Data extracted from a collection
____________

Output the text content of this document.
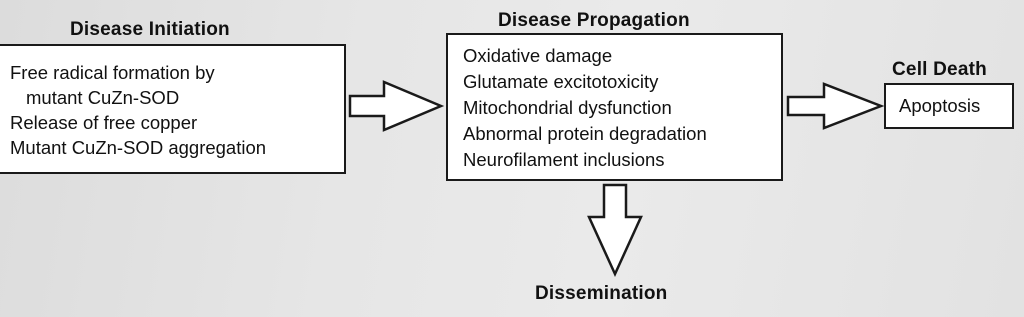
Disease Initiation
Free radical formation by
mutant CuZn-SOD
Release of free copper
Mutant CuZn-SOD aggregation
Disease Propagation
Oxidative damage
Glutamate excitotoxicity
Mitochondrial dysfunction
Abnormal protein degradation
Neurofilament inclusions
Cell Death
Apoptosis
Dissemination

____________

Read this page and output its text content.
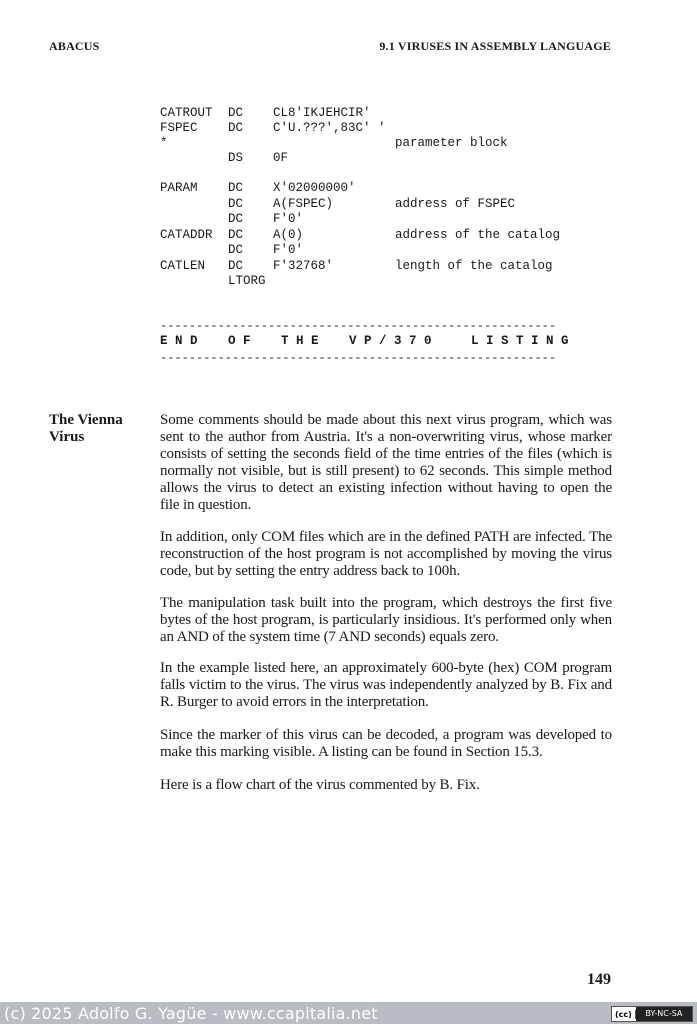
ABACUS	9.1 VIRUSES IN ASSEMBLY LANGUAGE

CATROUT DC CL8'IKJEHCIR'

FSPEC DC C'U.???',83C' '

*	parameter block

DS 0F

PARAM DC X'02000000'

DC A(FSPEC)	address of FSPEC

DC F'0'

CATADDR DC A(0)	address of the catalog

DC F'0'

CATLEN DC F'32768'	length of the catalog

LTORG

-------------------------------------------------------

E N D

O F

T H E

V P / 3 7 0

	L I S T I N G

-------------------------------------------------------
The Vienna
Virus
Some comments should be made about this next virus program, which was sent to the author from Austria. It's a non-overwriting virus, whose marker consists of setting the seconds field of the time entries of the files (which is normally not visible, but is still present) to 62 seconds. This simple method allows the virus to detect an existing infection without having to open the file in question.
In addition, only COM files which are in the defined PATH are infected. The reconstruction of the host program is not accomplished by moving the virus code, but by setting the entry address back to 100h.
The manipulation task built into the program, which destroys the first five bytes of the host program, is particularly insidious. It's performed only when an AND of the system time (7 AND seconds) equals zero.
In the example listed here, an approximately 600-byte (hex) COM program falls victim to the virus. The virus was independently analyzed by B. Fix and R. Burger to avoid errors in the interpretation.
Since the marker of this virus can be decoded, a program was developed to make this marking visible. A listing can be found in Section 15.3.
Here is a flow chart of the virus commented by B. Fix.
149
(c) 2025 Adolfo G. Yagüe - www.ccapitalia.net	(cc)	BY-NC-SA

____________

Search the data for "CuZn". Copy every line that has it.

■ Reply
mutant CuZn-SOD
Mutant CuZn-SOD aggregation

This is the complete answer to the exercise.